* DESCRIPTION OF THE TASK *
Reproduce all the lines below exactly and omit the images.
**********
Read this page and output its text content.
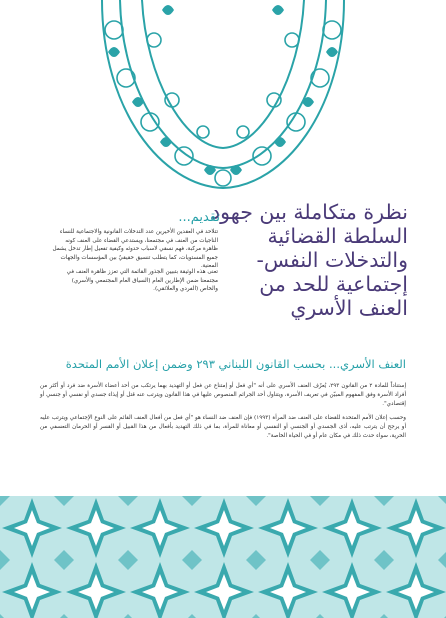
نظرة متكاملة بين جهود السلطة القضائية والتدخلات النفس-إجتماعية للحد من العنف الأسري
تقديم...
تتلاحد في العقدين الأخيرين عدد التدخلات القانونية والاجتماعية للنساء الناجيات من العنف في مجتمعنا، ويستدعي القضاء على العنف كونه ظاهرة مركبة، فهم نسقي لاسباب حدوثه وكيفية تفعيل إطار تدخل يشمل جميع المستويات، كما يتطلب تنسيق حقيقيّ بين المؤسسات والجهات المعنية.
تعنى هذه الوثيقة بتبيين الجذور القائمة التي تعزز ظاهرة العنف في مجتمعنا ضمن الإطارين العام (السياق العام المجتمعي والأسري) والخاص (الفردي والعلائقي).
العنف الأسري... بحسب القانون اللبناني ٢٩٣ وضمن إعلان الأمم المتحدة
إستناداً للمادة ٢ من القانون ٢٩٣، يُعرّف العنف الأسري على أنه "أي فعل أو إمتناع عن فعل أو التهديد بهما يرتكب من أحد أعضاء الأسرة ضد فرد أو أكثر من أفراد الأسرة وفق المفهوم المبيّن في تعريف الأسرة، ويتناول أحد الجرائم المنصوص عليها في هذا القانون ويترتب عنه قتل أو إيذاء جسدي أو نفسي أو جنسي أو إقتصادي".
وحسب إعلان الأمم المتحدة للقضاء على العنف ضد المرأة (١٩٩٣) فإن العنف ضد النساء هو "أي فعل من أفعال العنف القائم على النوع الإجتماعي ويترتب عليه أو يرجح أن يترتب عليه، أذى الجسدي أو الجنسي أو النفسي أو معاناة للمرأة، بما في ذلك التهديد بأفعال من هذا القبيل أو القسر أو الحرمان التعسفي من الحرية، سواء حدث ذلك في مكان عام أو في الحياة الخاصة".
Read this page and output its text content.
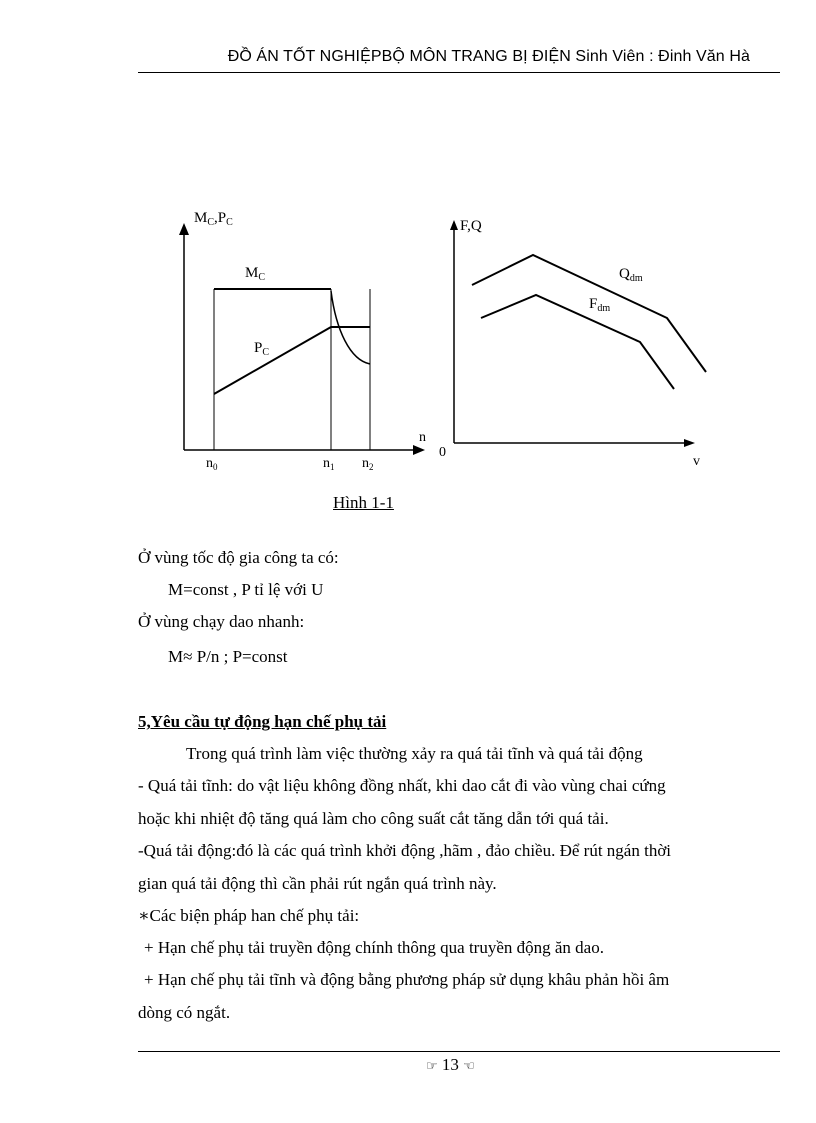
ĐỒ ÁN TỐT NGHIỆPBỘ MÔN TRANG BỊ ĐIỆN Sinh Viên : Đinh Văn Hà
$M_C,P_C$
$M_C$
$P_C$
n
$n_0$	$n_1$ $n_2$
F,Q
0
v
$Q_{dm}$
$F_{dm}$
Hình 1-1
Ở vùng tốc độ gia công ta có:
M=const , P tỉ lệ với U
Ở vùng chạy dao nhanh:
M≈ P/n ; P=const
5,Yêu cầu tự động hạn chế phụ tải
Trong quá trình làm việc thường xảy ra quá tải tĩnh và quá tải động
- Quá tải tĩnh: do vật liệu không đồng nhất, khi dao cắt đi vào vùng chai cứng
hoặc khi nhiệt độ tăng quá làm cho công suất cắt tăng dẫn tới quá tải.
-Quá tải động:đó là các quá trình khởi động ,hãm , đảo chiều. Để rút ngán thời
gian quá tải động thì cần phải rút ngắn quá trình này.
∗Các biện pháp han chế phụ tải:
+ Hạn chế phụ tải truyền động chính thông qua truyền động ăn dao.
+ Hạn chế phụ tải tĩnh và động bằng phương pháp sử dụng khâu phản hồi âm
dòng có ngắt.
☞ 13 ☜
**********
* FINAL ANSWER *
Read this page and output its text content.
نظرة متكاملة بين جهود السلطة القضائية والتدخلات النفس-إجتماعية للحد من العنف الأسري
تقديم...
تتلاحد في العقدين الأخيرين عدد التدخلات القانونية والاجتماعية للنساء الناجيات من العنف في مجتمعنا، ويستدعي القضاء على العنف كونه ظاهرة مركبة، فهم نسقي لاسباب حدوثه وكيفية تفعيل إطار تدخل يشمل جميع المستويات، كما يتطلب تنسيق حقيقيّ بين المؤسسات والجهات المعنية.
تعنى هذه الوثيقة بتبيين الجذور القائمة التي تعزز ظاهرة العنف في مجتمعنا ضمن الإطارين العام (السياق العام المجتمعي والأسري) والخاص (الفردي والعلائقي).
العنف الأسري... بحسب القانون اللبناني ٢٩٣ وضمن إعلان الأمم المتحدة
إستناداً للمادة ٢ من القانون ٢٩٣، يُعرّف العنف الأسري على أنه "أي فعل أو إمتناع عن فعل أو التهديد بهما يرتكب من أحد أعضاء الأسرة ضد فرد أو أكثر من أفراد الأسرة وفق المفهوم المبيّن في تعريف الأسرة، ويتناول أحد الجرائم المنصوص عليها في هذا القانون ويترتب عنه قتل أو إيذاء جسدي أو نفسي أو جنسي أو إقتصادي".
وحسب إعلان الأمم المتحدة للقضاء على العنف ضد المرأة (١٩٩٣) فإن العنف ضد النساء هو "أي فعل من أفعال العنف القائم على النوع الإجتماعي ويترتب عليه أو يرجح أن يترتب عليه، أذى الجسدي أو الجنسي أو النفسي أو معاناة للمرأة، بما في ذلك التهديد بأفعال من هذا القبيل أو القسر أو الحرمان التعسفي من الحرية، سواء حدث ذلك في مكان عام أو في الحياة الخاصة".
Read this page and output its text content.
ĐỒ ÁN TỐT NGHIỆPBỘ MÔN TRANG BỊ ĐIỆN Sinh Viên : Đinh Văn Hà
$M_C,P_C$
$M_C$
$P_C$
n
$n_0$	$n_1$ $n_2$
F,Q
0
v
$Q_{dm}$
$F_{dm}$
Hình 1-1
Ở vùng tốc độ gia công ta có:
M=const , P tỉ lệ với U
Ở vùng chạy dao nhanh:
M≈ P/n ; P=const
5,Yêu cầu tự động hạn chế phụ tải
Trong quá trình làm việc thường xảy ra quá tải tĩnh và quá tải động
- Quá tải tĩnh: do vật liệu không đồng nhất, khi dao cắt đi vào vùng chai cứng
hoặc khi nhiệt độ tăng quá làm cho công suất cắt tăng dẫn tới quá tải.
-Quá tải động:đó là các quá trình khởi động ,hãm , đảo chiều. Để rút ngán thời
gian quá tải động thì cần phải rút ngắn quá trình này.
∗Các biện pháp han chế phụ tải:
+ Hạn chế phụ tải truyền động chính thông qua truyền động ăn dao.
+ Hạn chế phụ tải tĩnh và động bằng phương pháp sử dụng khâu phản hồi âm
dòng có ngắt.
☞ 13 ☜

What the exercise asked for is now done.